EXERCISE DIRECTIONS:
The entries below should be quoted exactly, with no pictures carried over.

--

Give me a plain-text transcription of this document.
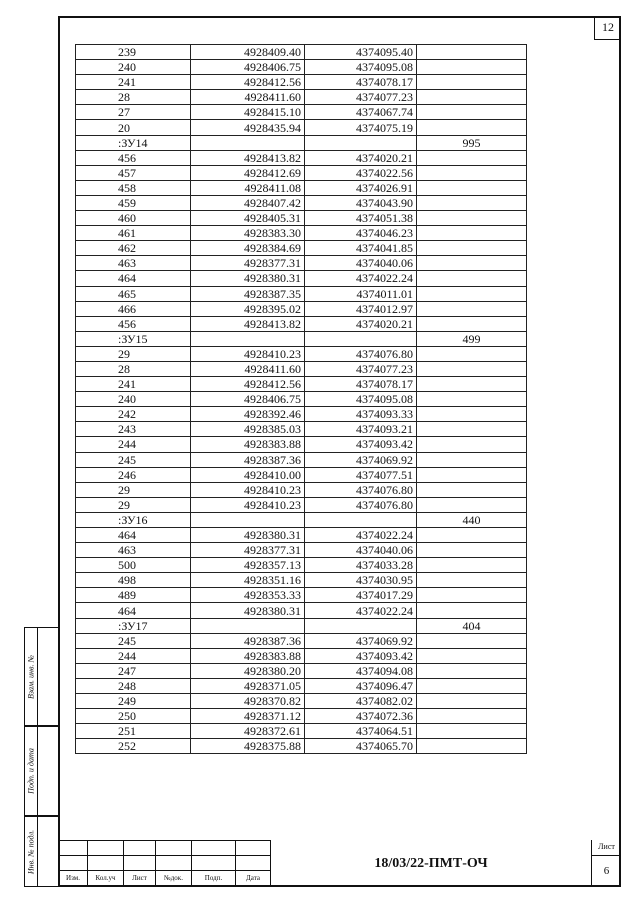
12
239	4928409.40	4374095.40	
240	4928406.75	4374095.08	
241	4928412.56	4374078.17	
28	4928411.60	4374077.23	
27	4928415.10	4374067.74	
20	4928435.94	4374075.19	
:ЗУ14			995
456	4928413.82	4374020.21	
457	4928412.69	4374022.56	
458	4928411.08	4374026.91	
459	4928407.42	4374043.90	
460	4928405.31	4374051.38	
461	4928383.30	4374046.23	
462	4928384.69	4374041.85	
463	4928377.31	4374040.06	
464	4928380.31	4374022.24	
465	4928387.35	4374011.01	
466	4928395.02	4374012.97	
456	4928413.82	4374020.21	
:ЗУ15			499
29	4928410.23	4374076.80	
28	4928411.60	4374077.23	
241	4928412.56	4374078.17	
240	4928406.75	4374095.08	
242	4928392.46	4374093.33	
243	4928385.03	4374093.21	
244	4928383.88	4374093.42	
245	4928387.36	4374069.92	
246	4928410.00	4374077.51	
29	4928410.23	4374076.80	
29	4928410.23	4374076.80	
:ЗУ16			440
464	4928380.31	4374022.24	
463	4928377.31	4374040.06	
500	4928357.13	4374033.28	
498	4928351.16	4374030.95	
489	4928353.33	4374017.29	
464	4928380.31	4374022.24	
:ЗУ17			404
245	4928387.36	4374069.92	
244	4928383.88	4374093.42	
247	4928380.20	4374094.08	
248	4928371.05	4374096.47	
249	4928370.82	4374082.02	
250	4928371.12	4374072.36	
251	4928372.61	4374064.51	
252	4928375.88	4374065.70	
Взам. инв. №
Подп. и дата
Инв. № подл.

Изм.	Кол.уч	Лист	№док.	Подп.	Дата
18/03/22-ПМТ-ОЧ
Лист
6
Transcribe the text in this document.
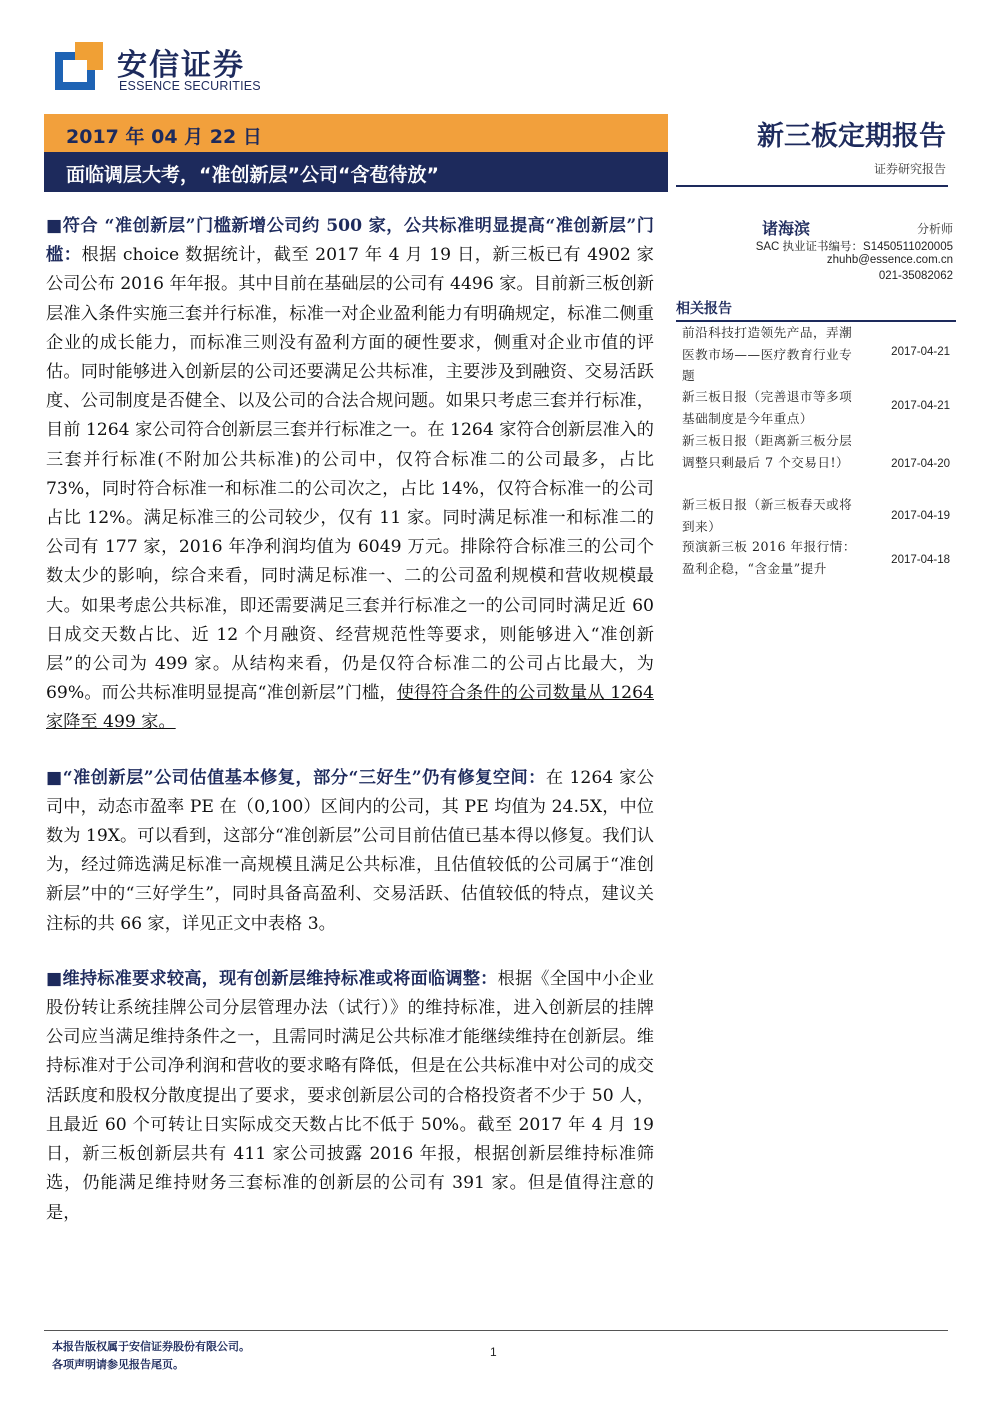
安信证券
ESSENCE SECURITIES
2017 年 04 月 22 日
面临调层大考，“准创新层”公司“含苞待放”
新三板定期报告
证券研究报告

■符合 “准创新层”门槛新增公司约 500 家，公共标准明显提高“准创新层”门槛：根据 choice 数据统计，截至 2017 年 4 月 19 日，新三板已有 4902 家公司公布 2016 年年报。其中目前在基础层的公司有 4496 家。目前新三板创新层准入条件实施三套并行标准，标准一对企业盈利能力有明确规定，标准二侧重企业的成长能力，而标准三则没有盈利方面的硬性要求，侧重对企业市值的评估。同时能够进入创新层的公司还要满足公共标准，主要涉及到融资、交易活跃度、公司制度是否健全、以及公司的合法合规问题。如果只考虑三套并行标准，目前 1264 家公司符合创新层三套并行标准之一。在 1264 家符合创新层准入的三套并行标准(不附加公共标准)的公司中，仅符合标准二的公司最多，占比 73%，同时符合标准一和标准二的公司次之，占比 14%，仅符合标准一的公司占比 12%。满足标准三的公司较少，仅有 11 家。同时满足标准一和标准二的公司有 177 家，2016 年净利润均值为 6049 万元。排除符合标准三的公司个数太少的影响，综合来看，同时满足标准一、二的公司盈利规模和营收规模最大。如果考虑公共标准，即还需要满足三套并行标准之一的公司同时满足近 60 日成交天数占比、近 12 个月融资、经营规范性等要求，则能够进入“准创新层”的公司为 499 家。从结构来看，仍是仅符合标准二的公司占比最大，为 69%。而公共标准明显提高“准创新层”门槛，使得符合条件的公司数量从 1264 家降至 499 家。

■“准创新层”公司估值基本修复，部分“三好生”仍有修复空间：在 1264 家公司中，动态市盈率 PE 在（0,100）区间内的公司，其 PE 均值为 24.5X，中位数为 19X。可以看到，这部分“准创新层”公司目前估值已基本得以修复。我们认为，经过筛选满足标准一高规模且满足公共标准，且估值较低的公司属于“准创新层”中的“三好学生”，同时具备高盈利、交易活跃、估值较低的特点，建议关注标的共 66 家，详见正文中表格 3。

■维持标准要求较高，现有创新层维持标准或将面临调整：根据《全国中小企业股份转让系统挂牌公司分层管理办法（试行）》的维持标准，进入创新层的挂牌公司应当满足维持条件之一，且需同时满足公共标准才能继续维持在创新层。维持标准对于公司净利润和营收的要求略有降低，但是在公共标准中对公司的成交活跃度和股权分散度提出了要求，要求创新层公司的合格投资者不少于 50 人，且最近 60 个可转让日实际成交天数占比不低于 50%。截至 2017 年 4 月 19 日，新三板创新层共有 411 家公司披露 2016 年报，根据创新层维持标准筛选，仍能满足维持财务三套标准的创新层的公司有 391 家。但是值得注意的是，

诸海滨	分析师
SAC 执业证书编号：S1450511020005
zhuhb@essence.com.cn
021-35082062
相关报告
前沿科技打造领先产品，弄潮医教市场——医疗教育行业专题
2017-04-21
新三板日报（完善退市等多项基础制度是今年重点）
2017-04-21
新三板日报（距离新三板分层调整只剩最后 7 个交易日!）	2017-04-20
新三板日报（新三板春天或将到来）
2017-04-19
预演新三板 2016 年报行情：盈利企稳，“含金量”提升
2017-04-18
本报告版权属于安信证券股份有限公司。
各项声明请参见报告尾页。
1
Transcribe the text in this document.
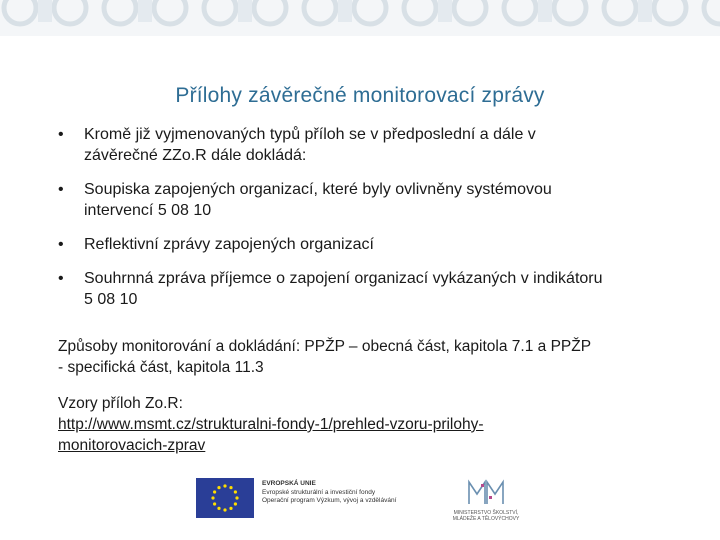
Přílohy závěrečné monitorovací zprávy
• Kromě již vyjmenovaných typů příloh se v předposlední a dále v
závěrečné ZZo.R dále dokládá:
• Soupiska zapojených organizací, které byly ovlivněny systémovou
intervencí 5 08 10
• Reflektivní zprávy zapojených organizací
• Souhrnná zpráva příjemce o zapojení organizací vykázaných v indikátoru
5 08 10
Způsoby monitorování a dokládání: PPŽP – obecná část, kapitola 7.1 a PPŽP
- specifická část, kapitola 11.3
Vzory příloh Zo.R:
http://www.msmt.cz/strukturalni-fondy-1/prehled-vzoru-prilohy-
monitorovacich-zprav
EVROPSKÁ UNIE
Evropské strukturální a investiční fondy
Operační program Výzkum, vývoj a vzdělávání
MINISTERSTVO ŠKOLSTVÍ,
MLÁDEŽE A TĚLOVÝCHOVY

--

RESULT FOR THIS TASK:
Give me a plain-text transcription of this document.
12
239	4928409.40	4374095.40	
240	4928406.75	4374095.08	
241	4928412.56	4374078.17	
28	4928411.60	4374077.23	
27	4928415.10	4374067.74	
20	4928435.94	4374075.19	
:ЗУ14			995
456	4928413.82	4374020.21	
457	4928412.69	4374022.56	
458	4928411.08	4374026.91	
459	4928407.42	4374043.90	
460	4928405.31	4374051.38	
461	4928383.30	4374046.23	
462	4928384.69	4374041.85	
463	4928377.31	4374040.06	
464	4928380.31	4374022.24	
465	4928387.35	4374011.01	
466	4928395.02	4374012.97	
456	4928413.82	4374020.21	
:ЗУ15			499
29	4928410.23	4374076.80	
28	4928411.60	4374077.23	
241	4928412.56	4374078.17	
240	4928406.75	4374095.08	
242	4928392.46	4374093.33	
243	4928385.03	4374093.21	
244	4928383.88	4374093.42	
245	4928387.36	4374069.92	
246	4928410.00	4374077.51	
29	4928410.23	4374076.80	
29	4928410.23	4374076.80	
:ЗУ16			440
464	4928380.31	4374022.24	
463	4928377.31	4374040.06	
500	4928357.13	4374033.28	
498	4928351.16	4374030.95	
489	4928353.33	4374017.29	
464	4928380.31	4374022.24	
:ЗУ17			404
245	4928387.36	4374069.92	
244	4928383.88	4374093.42	
247	4928380.20	4374094.08	
248	4928371.05	4374096.47	
249	4928370.82	4374082.02	
250	4928371.12	4374072.36	
251	4928372.61	4374064.51	
252	4928375.88	4374065.70	
Взам. инв. №
Подп. и дата
Инв. № подл.

Изм.	Кол.уч	Лист	№док.	Подп.	Дата
18/03/22-ПМТ-ОЧ
Лист
6
Transcribe the text in this document.
安信证券
ESSENCE SECURITIES
2017 年 04 月 22 日
面临调层大考，“准创新层”公司“含苞待放”
新三板定期报告
证券研究报告

■符合 “准创新层”门槛新增公司约 500 家，公共标准明显提高“准创新层”门槛：根据 choice 数据统计，截至 2017 年 4 月 19 日，新三板已有 4902 家公司公布 2016 年年报。其中目前在基础层的公司有 4496 家。目前新三板创新层准入条件实施三套并行标准，标准一对企业盈利能力有明确规定，标准二侧重企业的成长能力，而标准三则没有盈利方面的硬性要求，侧重对企业市值的评估。同时能够进入创新层的公司还要满足公共标准，主要涉及到融资、交易活跃度、公司制度是否健全、以及公司的合法合规问题。如果只考虑三套并行标准，目前 1264 家公司符合创新层三套并行标准之一。在 1264 家符合创新层准入的三套并行标准(不附加公共标准)的公司中，仅符合标准二的公司最多，占比 73%，同时符合标准一和标准二的公司次之，占比 14%，仅符合标准一的公司占比 12%。满足标准三的公司较少，仅有 11 家。同时满足标准一和标准二的公司有 177 家，2016 年净利润均值为 6049 万元。排除符合标准三的公司个数太少的影响，综合来看，同时满足标准一、二的公司盈利规模和营收规模最大。如果考虑公共标准，即还需要满足三套并行标准之一的公司同时满足近 60 日成交天数占比、近 12 个月融资、经营规范性等要求，则能够进入“准创新层”的公司为 499 家。从结构来看，仍是仅符合标准二的公司占比最大，为 69%。而公共标准明显提高“准创新层”门槛，使得符合条件的公司数量从 1264 家降至 499 家。

■“准创新层”公司估值基本修复，部分“三好生”仍有修复空间：在 1264 家公司中，动态市盈率 PE 在（0,100）区间内的公司，其 PE 均值为 24.5X，中位数为 19X。可以看到，这部分“准创新层”公司目前估值已基本得以修复。我们认为，经过筛选满足标准一高规模且满足公共标准，且估值较低的公司属于“准创新层”中的“三好学生”，同时具备高盈利、交易活跃、估值较低的特点，建议关注标的共 66 家，详见正文中表格 3。

■维持标准要求较高，现有创新层维持标准或将面临调整：根据《全国中小企业股份转让系统挂牌公司分层管理办法（试行）》的维持标准，进入创新层的挂牌公司应当满足维持条件之一，且需同时满足公共标准才能继续维持在创新层。维持标准对于公司净利润和营收的要求略有降低，但是在公共标准中对公司的成交活跃度和股权分散度提出了要求，要求创新层公司的合格投资者不少于 50 人，且最近 60 个可转让日实际成交天数占比不低于 50%。截至 2017 年 4 月 19 日，新三板创新层共有 411 家公司披露 2016 年报，根据创新层维持标准筛选，仍能满足维持财务三套标准的创新层的公司有 391 家。但是值得注意的是，

诸海滨	分析师
SAC 执业证书编号：S1450511020005
zhuhb@essence.com.cn
021-35082062
相关报告
前沿科技打造领先产品，弄潮医教市场——医疗教育行业专题
2017-04-21
新三板日报（完善退市等多项基础制度是今年重点）
2017-04-21
新三板日报（距离新三板分层调整只剩最后 7 个交易日!）	2017-04-20
新三板日报（新三板春天或将到来）
2017-04-19
预演新三板 2016 年报行情：盈利企稳，“含金量”提升
2017-04-18
本报告版权属于安信证券股份有限公司。
各项声明请参见报告尾页。
1
Transcribe the text in this document.
Přílohy závěrečné monitorovací zprávy
• Kromě již vyjmenovaných typů příloh se v předposlední a dále v
závěrečné ZZo.R dále dokládá:
• Soupiska zapojených organizací, které byly ovlivněny systémovou
intervencí 5 08 10
• Reflektivní zprávy zapojených organizací
• Souhrnná zpráva příjemce o zapojení organizací vykázaných v indikátoru
5 08 10
Způsoby monitorování a dokládání: PPŽP – obecná část, kapitola 7.1 a PPŽP
- specifická část, kapitola 11.3
Vzory příloh Zo.R:
http://www.msmt.cz/strukturalni-fondy-1/prehled-vzoru-prilohy-
monitorovacich-zprav
EVROPSKÁ UNIE
Evropské strukturální a investiční fondy
Operační program Výzkum, vývoj a vzdělávání
MINISTERSTVO ŠKOLSTVÍ,
MLÁDEŽE A TĚLOVÝCHOVY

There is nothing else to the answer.